Goal of the exercise: The records should be repeated word for word, pictures excluded.

Records for the exercise:
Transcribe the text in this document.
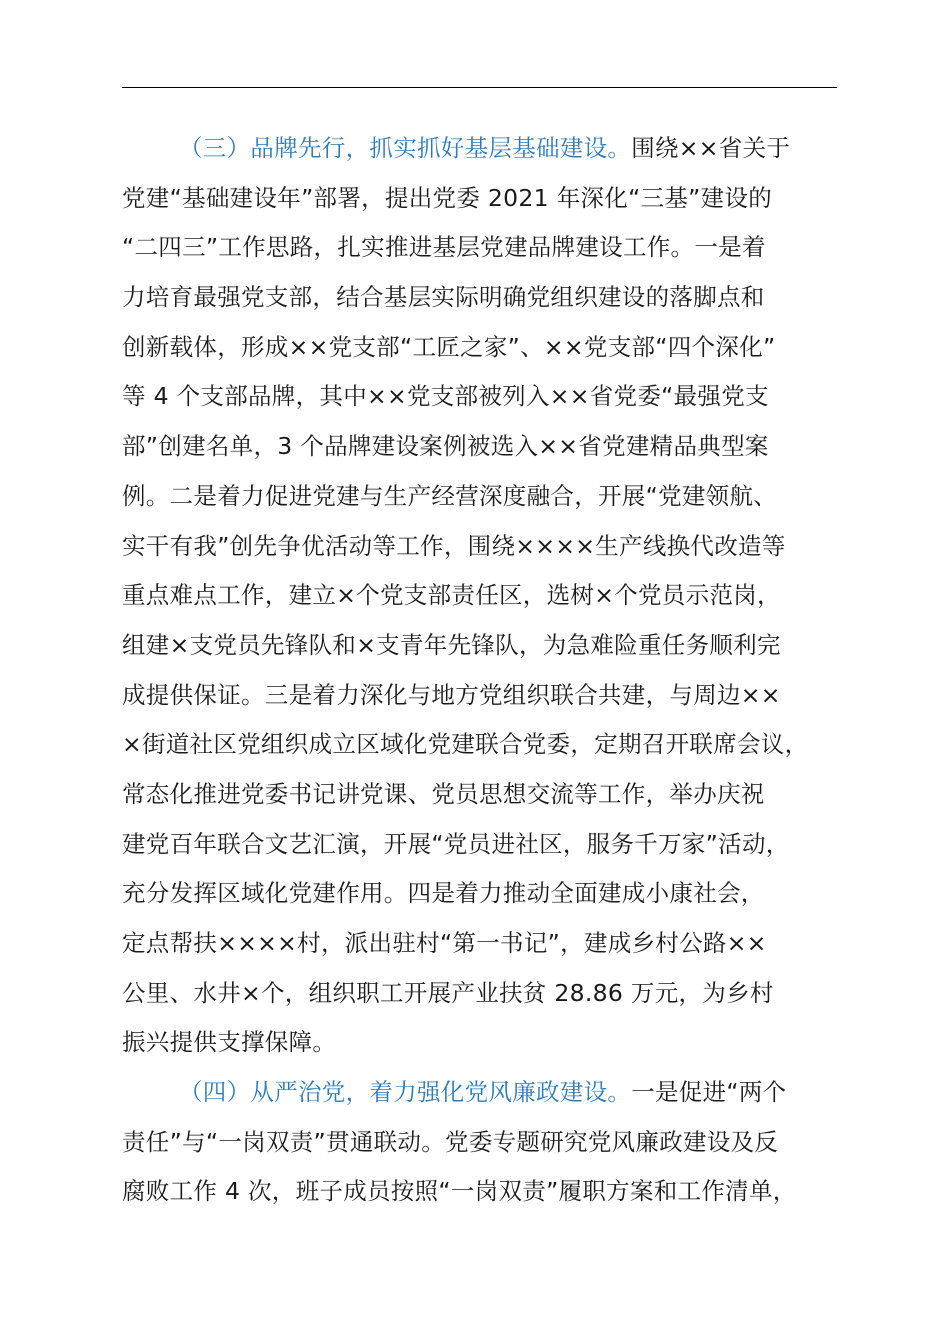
（三）品牌先行，抓实抓好基层基础建设。围绕××省关于
党建“基础建设年”部署，提出党委 2021 年深化“三基”建设的
“二四三”工作思路，扎实推进基层党建品牌建设工作。一是着
力培育最强党支部，结合基层实际明确党组织建设的落脚点和
创新载体，形成××党支部“工匠之家”、××党支部“四个深化”
等 4 个支部品牌，其中××党支部被列入××省党委“最强党支
部”创建名单，3 个品牌建设案例被选入××省党建精品典型案
例。二是着力促进党建与生产经营深度融合，开展“党建领航、
实干有我”创先争优活动等工作，围绕××××生产线换代改造等
重点难点工作，建立×个党支部责任区，选树×个党员示范岗，
组建×支党员先锋队和×支青年先锋队，为急难险重任务顺利完
成提供保证。三是着力深化与地方党组织联合共建，与周边××
×街道社区党组织成立区域化党建联合党委，定期召开联席会议，
常态化推进党委书记讲党课、党员思想交流等工作，举办庆祝
建党百年联合文艺汇演，开展“党员进社区，服务千万家”活动，
充分发挥区域化党建作用。四是着力推动全面建成小康社会，
定点帮扶××××村，派出驻村“第一书记”，建成乡村公路××
公里、水井×个，组织职工开展产业扶贫 28.86 万元，为乡村
振兴提供支撑保障。
（四）从严治党，着力强化党风廉政建设。一是促进“两个
责任”与“一岗双责”贯通联动。党委专题研究党风廉政建设及反
腐败工作 4 次，班子成员按照“一岗双责”履职方案和工作清单，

Reply to the task:
Transcribe the text in this document.
（三）品牌先行，抓实抓好基层基础建设。围绕××省关于
党建“基础建设年”部署，提出党委 2021 年深化“三基”建设的
“二四三”工作思路，扎实推进基层党建品牌建设工作。一是着
力培育最强党支部，结合基层实际明确党组织建设的落脚点和
创新载体，形成××党支部“工匠之家”、××党支部“四个深化”
等 4 个支部品牌，其中××党支部被列入××省党委“最强党支
部”创建名单，3 个品牌建设案例被选入××省党建精品典型案
例。二是着力促进党建与生产经营深度融合，开展“党建领航、
实干有我”创先争优活动等工作，围绕××××生产线换代改造等
重点难点工作，建立×个党支部责任区，选树×个党员示范岗，
组建×支党员先锋队和×支青年先锋队，为急难险重任务顺利完
成提供保证。三是着力深化与地方党组织联合共建，与周边××
×街道社区党组织成立区域化党建联合党委，定期召开联席会议，
常态化推进党委书记讲党课、党员思想交流等工作，举办庆祝
建党百年联合文艺汇演，开展“党员进社区，服务千万家”活动，
充分发挥区域化党建作用。四是着力推动全面建成小康社会，
定点帮扶××××村，派出驻村“第一书记”，建成乡村公路××
公里、水井×个，组织职工开展产业扶贫 28.86 万元，为乡村
振兴提供支撑保障。
（四）从严治党，着力强化党风廉政建设。一是促进“两个
责任”与“一岗双责”贯通联动。党委专题研究党风廉政建设及反
腐败工作 4 次，班子成员按照“一岗双责”履职方案和工作清单，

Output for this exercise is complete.